* **Stated problem**
Quote, verbatim, all material below, without pictures.

################

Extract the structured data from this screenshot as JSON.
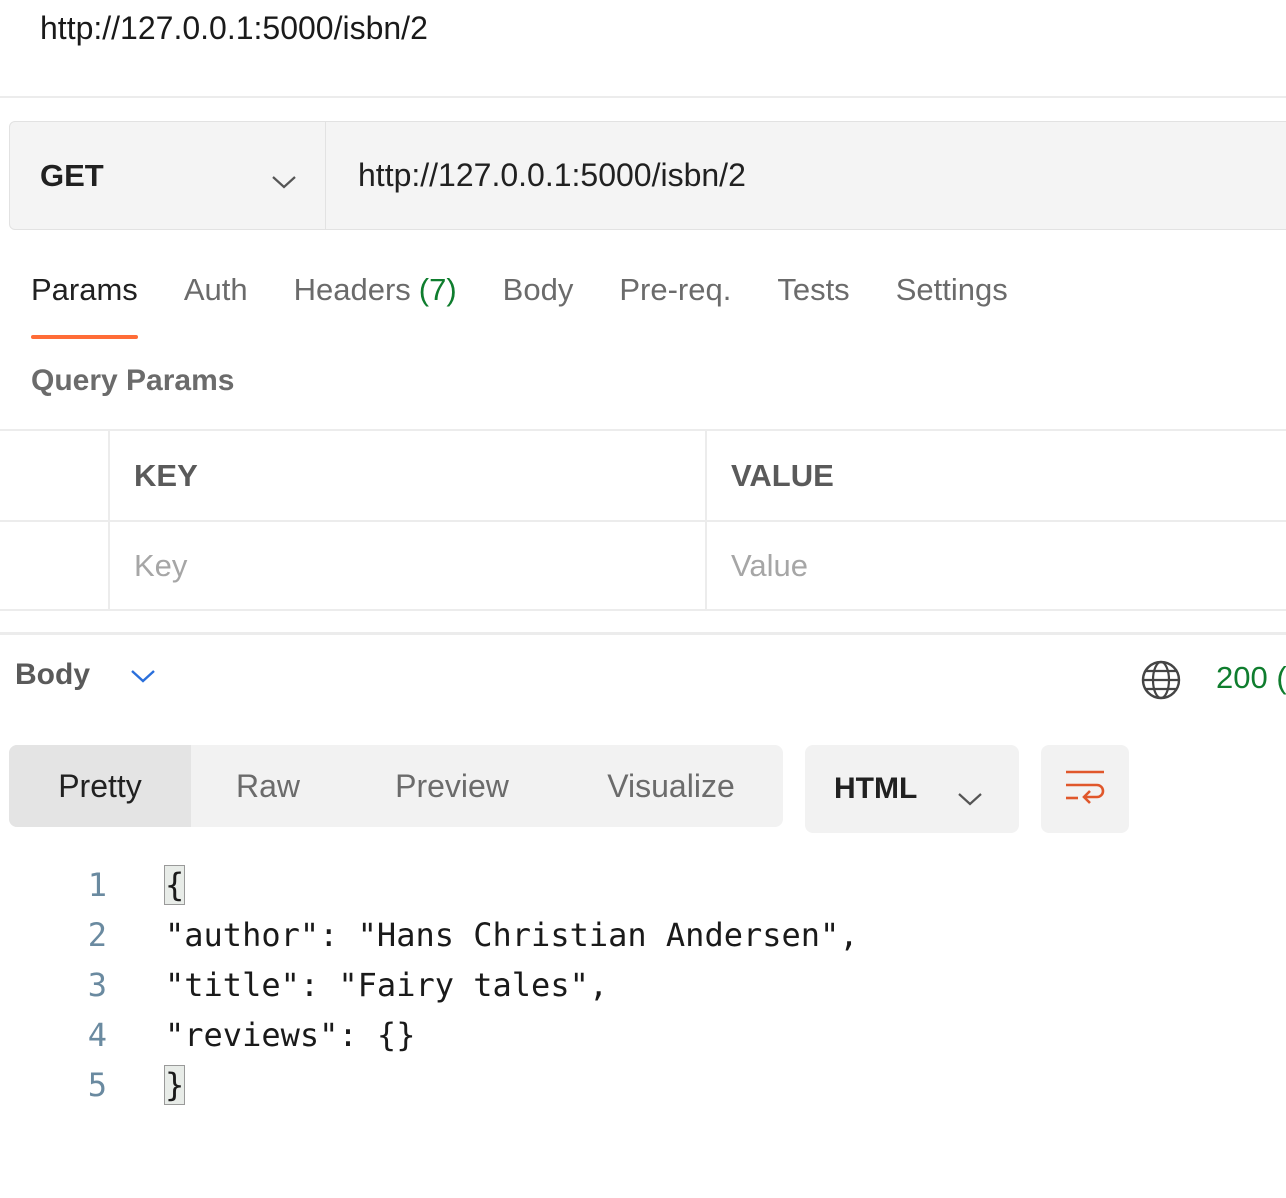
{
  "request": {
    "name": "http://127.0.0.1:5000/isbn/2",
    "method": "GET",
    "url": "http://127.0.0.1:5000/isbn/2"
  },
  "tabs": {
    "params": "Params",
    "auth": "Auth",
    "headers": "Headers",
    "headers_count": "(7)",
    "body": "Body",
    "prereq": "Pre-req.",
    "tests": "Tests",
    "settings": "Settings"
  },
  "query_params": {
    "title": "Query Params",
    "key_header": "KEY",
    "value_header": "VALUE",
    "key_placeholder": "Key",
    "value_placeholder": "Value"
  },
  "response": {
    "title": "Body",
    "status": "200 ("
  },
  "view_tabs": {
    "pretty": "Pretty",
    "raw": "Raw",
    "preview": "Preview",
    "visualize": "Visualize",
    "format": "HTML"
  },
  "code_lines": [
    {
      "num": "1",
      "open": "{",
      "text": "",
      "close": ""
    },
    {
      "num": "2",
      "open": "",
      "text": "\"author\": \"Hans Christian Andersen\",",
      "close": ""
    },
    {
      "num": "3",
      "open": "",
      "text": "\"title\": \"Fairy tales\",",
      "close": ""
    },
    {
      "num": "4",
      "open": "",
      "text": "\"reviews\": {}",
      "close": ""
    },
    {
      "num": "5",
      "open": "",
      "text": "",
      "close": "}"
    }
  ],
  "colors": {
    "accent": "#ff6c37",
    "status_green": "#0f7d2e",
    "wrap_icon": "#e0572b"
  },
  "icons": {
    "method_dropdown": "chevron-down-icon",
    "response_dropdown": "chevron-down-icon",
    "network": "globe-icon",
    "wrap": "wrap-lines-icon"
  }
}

################

* **Exercise response**
Extract the structured data from this screenshot as JSON.
{
  "request": {
    "name": "http://127.0.0.1:5000/isbn/2",
    "method": "GET",
    "url": "http://127.0.0.1:5000/isbn/2"
  },
  "tabs": {
    "params": "Params",
    "auth": "Auth",
    "headers": "Headers",
    "headers_count": "(7)",
    "body": "Body",
    "prereq": "Pre-req.",
    "tests": "Tests",
    "settings": "Settings"
  },
  "query_params": {
    "title": "Query Params",
    "key_header": "KEY",
    "value_header": "VALUE",
    "key_placeholder": "Key",
    "value_placeholder": "Value"
  },
  "response": {
    "title": "Body",
    "status": "200 ("
  },
  "view_tabs": {
    "pretty": "Pretty",
    "raw": "Raw",
    "preview": "Preview",
    "visualize": "Visualize",
    "format": "HTML"
  },
  "code_lines": [
    {
      "num": "1",
      "open": "{",
      "text": "",
      "close": ""
    },
    {
      "num": "2",
      "open": "",
      "text": "\"author\": \"Hans Christian Andersen\",",
      "close": ""
    },
    {
      "num": "3",
      "open": "",
      "text": "\"title\": \"Fairy tales\",",
      "close": ""
    },
    {
      "num": "4",
      "open": "",
      "text": "\"reviews\": {}",
      "close": ""
    },
    {
      "num": "5",
      "open": "",
      "text": "",
      "close": "}"
    }
  ],
  "colors": {
    "accent": "#ff6c37",
    "status_green": "#0f7d2e",
    "wrap_icon": "#e0572b"
  },
  "icons": {
    "method_dropdown": "chevron-down-icon",
    "response_dropdown": "chevron-down-icon",
    "network": "globe-icon",
    "wrap": "wrap-lines-icon"
  }
}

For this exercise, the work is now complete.